Data items
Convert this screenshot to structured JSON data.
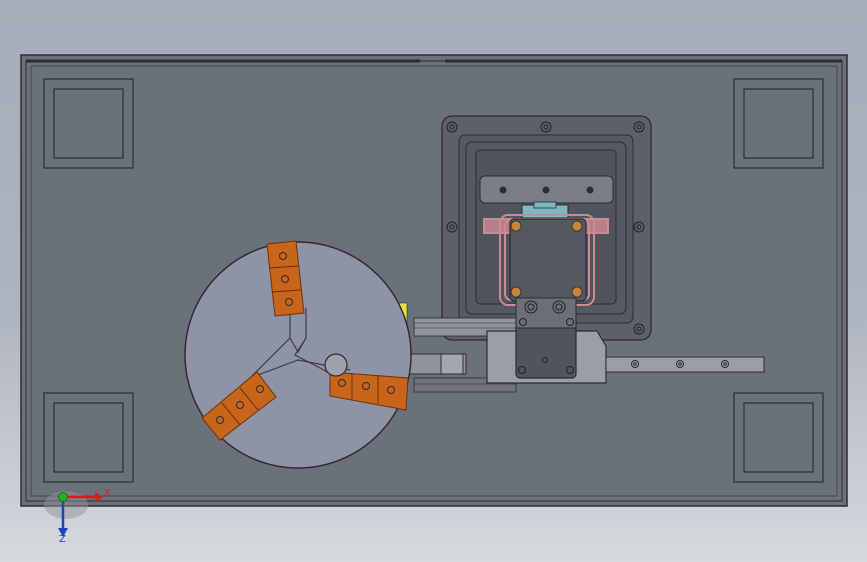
{
  "viewport": {
    "background_top": "#a7adb8",
    "background_bottom": "#d6d9de"
  },
  "colors": {
    "base_plate": "#6b717b",
    "edges": "#2a2d33",
    "chuck_body": "#8f93a6",
    "jaws": "#c8651a",
    "jaw_shadow": "#7a3c0b",
    "fixture_frame": "#5c6068",
    "red_rail": "#c98c94",
    "blue_block": "#7fb8c2",
    "yellow_edge": "#e6e33a"
  },
  "triad": {
    "x_label": "X",
    "z_label": "Z",
    "x_color": "#d02020",
    "y_color": "#20b020",
    "z_color": "#2040c0"
  },
  "parts": {
    "base_plate": "base-plate",
    "chuck": "three-jaw-chuck",
    "fixture": "gripper-fixture",
    "arm": "transfer-arm",
    "rail": "linear-rail"
  }
}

**Exercise task:**
From the listing above, print every entry precisely and drop the pictures.

**Answer for this exercise:**
Convert this screenshot to structured JSON data.
{
  "viewport": {
    "background_top": "#a7adb8",
    "background_bottom": "#d6d9de"
  },
  "colors": {
    "base_plate": "#6b717b",
    "edges": "#2a2d33",
    "chuck_body": "#8f93a6",
    "jaws": "#c8651a",
    "jaw_shadow": "#7a3c0b",
    "fixture_frame": "#5c6068",
    "red_rail": "#c98c94",
    "blue_block": "#7fb8c2",
    "yellow_edge": "#e6e33a"
  },
  "triad": {
    "x_label": "X",
    "z_label": "Z",
    "x_color": "#d02020",
    "y_color": "#20b020",
    "z_color": "#2040c0"
  },
  "parts": {
    "base_plate": "base-plate",
    "chuck": "three-jaw-chuck",
    "fixture": "gripper-fixture",
    "arm": "transfer-arm",
    "rail": "linear-rail"
  }
}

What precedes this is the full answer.